__What to work on__
Show every line of the records below that contains the word "text".

Excerpt from a dataset

++++++++

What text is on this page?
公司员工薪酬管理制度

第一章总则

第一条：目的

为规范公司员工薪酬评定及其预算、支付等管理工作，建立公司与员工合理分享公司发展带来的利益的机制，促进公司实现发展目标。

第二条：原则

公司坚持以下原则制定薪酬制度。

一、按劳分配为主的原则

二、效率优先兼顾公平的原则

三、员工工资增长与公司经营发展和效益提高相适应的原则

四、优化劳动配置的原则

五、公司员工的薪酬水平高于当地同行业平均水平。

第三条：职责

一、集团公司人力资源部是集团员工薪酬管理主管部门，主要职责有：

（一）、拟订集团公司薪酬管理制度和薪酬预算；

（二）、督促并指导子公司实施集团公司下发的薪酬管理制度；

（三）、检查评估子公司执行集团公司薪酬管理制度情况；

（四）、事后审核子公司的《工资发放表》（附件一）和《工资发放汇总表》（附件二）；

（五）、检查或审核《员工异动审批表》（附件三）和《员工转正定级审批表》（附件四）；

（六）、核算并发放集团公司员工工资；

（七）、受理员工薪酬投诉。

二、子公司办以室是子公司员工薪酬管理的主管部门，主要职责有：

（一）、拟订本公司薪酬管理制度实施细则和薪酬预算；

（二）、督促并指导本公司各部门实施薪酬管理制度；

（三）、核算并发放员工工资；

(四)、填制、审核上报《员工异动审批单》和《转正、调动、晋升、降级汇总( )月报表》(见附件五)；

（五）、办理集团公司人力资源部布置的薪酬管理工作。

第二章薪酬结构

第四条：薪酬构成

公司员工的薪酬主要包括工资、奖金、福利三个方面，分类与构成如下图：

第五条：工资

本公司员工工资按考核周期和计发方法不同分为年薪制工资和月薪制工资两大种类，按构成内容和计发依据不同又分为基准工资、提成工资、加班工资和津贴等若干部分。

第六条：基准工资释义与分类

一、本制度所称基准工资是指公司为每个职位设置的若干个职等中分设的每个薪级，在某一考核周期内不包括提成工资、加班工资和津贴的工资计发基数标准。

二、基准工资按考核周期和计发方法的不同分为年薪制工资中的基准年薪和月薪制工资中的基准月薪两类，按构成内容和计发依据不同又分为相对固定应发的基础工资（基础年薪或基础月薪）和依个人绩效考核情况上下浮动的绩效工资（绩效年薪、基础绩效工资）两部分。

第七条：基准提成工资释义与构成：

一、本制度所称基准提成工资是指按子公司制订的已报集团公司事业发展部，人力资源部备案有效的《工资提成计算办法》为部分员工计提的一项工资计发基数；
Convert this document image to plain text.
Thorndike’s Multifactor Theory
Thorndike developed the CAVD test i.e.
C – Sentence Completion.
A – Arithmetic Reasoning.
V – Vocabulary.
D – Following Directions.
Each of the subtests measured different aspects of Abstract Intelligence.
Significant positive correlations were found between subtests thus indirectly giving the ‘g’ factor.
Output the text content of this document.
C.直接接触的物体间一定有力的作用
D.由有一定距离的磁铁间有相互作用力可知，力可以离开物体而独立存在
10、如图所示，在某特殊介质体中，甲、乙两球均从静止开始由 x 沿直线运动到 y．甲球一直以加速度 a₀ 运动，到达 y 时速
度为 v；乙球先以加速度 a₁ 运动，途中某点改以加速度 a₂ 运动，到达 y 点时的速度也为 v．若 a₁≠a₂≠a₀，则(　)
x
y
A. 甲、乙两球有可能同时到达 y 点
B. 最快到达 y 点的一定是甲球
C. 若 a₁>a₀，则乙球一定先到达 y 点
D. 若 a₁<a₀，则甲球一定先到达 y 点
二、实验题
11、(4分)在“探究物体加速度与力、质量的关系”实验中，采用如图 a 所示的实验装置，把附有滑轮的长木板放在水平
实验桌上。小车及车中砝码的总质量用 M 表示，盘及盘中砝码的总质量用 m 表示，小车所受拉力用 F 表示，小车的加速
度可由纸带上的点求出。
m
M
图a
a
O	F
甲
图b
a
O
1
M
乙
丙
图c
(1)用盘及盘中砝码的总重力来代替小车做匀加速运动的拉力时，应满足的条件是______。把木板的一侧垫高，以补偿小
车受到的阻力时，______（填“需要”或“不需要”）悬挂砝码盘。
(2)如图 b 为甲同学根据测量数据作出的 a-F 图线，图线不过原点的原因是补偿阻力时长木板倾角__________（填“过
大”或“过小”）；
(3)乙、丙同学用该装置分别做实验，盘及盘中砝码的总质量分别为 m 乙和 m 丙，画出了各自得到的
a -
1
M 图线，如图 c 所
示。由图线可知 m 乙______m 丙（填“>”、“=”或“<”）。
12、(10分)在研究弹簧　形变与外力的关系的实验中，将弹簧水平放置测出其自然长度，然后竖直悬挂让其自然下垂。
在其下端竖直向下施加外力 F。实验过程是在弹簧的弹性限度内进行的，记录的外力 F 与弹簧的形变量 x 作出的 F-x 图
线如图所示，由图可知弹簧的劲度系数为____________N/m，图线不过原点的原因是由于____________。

++++++++

__Exercise response__
What text is on this page?
Convert this document image to plain text.
Output the text content of this document.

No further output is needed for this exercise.